Problem to solve
Pull out every line with the word "color".

-- BEGIN The input --

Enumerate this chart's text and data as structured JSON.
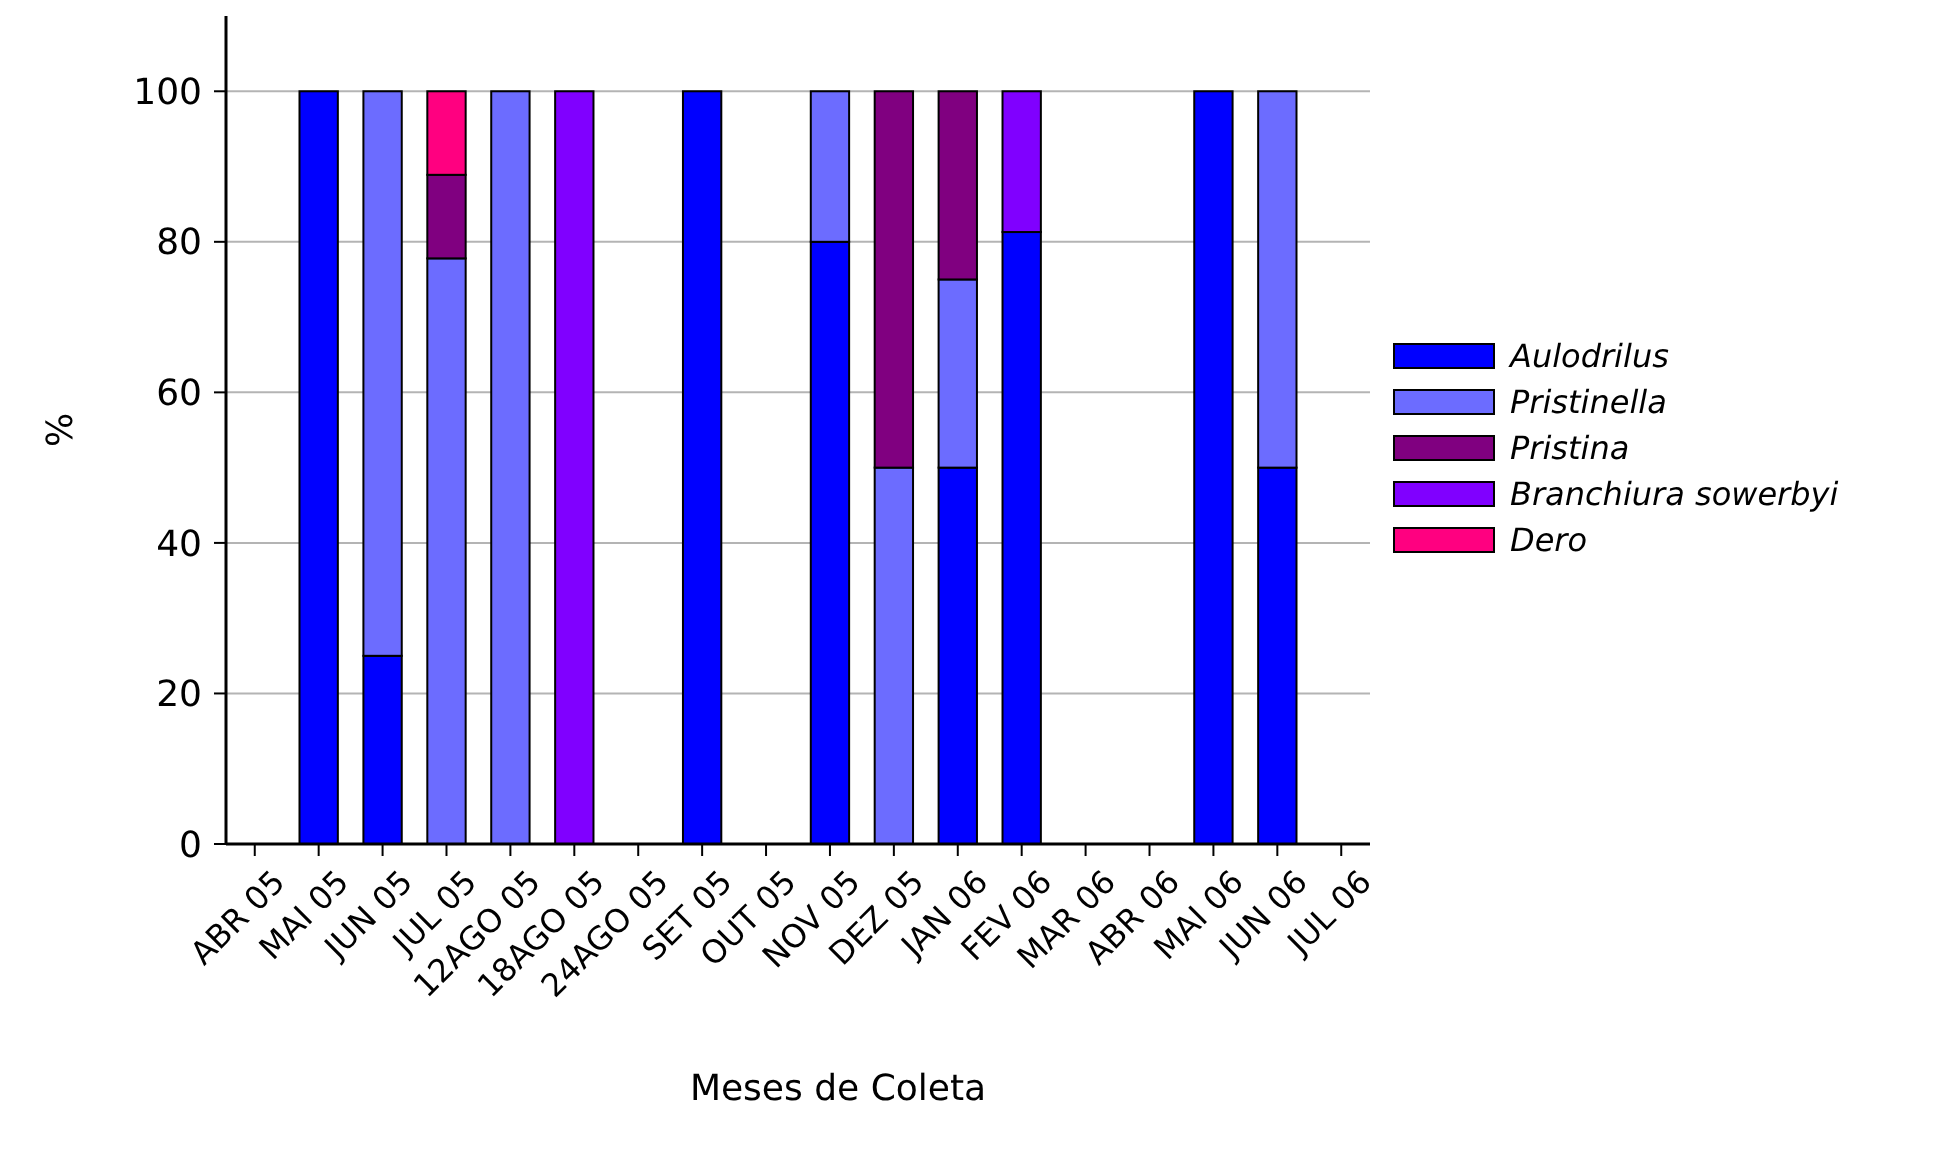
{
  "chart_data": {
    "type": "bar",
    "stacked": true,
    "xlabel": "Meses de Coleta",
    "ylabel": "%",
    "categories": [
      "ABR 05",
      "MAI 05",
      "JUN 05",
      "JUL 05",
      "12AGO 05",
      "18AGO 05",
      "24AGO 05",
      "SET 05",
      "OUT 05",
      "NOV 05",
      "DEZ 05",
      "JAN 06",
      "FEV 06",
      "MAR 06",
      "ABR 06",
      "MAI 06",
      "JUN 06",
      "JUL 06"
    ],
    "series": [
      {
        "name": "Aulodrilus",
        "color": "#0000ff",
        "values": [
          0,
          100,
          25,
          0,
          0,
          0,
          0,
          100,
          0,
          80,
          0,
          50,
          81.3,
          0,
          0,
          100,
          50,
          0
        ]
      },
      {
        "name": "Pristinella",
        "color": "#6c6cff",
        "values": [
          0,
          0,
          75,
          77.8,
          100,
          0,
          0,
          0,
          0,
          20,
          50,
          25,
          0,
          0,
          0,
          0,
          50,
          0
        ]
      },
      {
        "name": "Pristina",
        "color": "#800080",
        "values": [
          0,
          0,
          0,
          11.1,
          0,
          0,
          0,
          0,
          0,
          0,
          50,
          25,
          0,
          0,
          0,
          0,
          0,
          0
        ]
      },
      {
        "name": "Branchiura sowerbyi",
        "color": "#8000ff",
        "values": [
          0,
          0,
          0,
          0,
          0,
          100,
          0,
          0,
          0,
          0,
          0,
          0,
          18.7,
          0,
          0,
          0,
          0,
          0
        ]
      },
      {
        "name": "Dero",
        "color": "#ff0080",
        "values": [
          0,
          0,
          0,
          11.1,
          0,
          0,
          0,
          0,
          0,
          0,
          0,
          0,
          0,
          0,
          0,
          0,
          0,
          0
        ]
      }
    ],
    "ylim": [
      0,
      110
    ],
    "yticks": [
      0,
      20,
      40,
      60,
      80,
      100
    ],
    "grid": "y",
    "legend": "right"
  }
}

-- END The input --

Written response
        "color": "#0000ff",
        "color": "#6c6cff",
        "color": "#800080",
        "color": "#8000ff",
        "color": "#ff0080",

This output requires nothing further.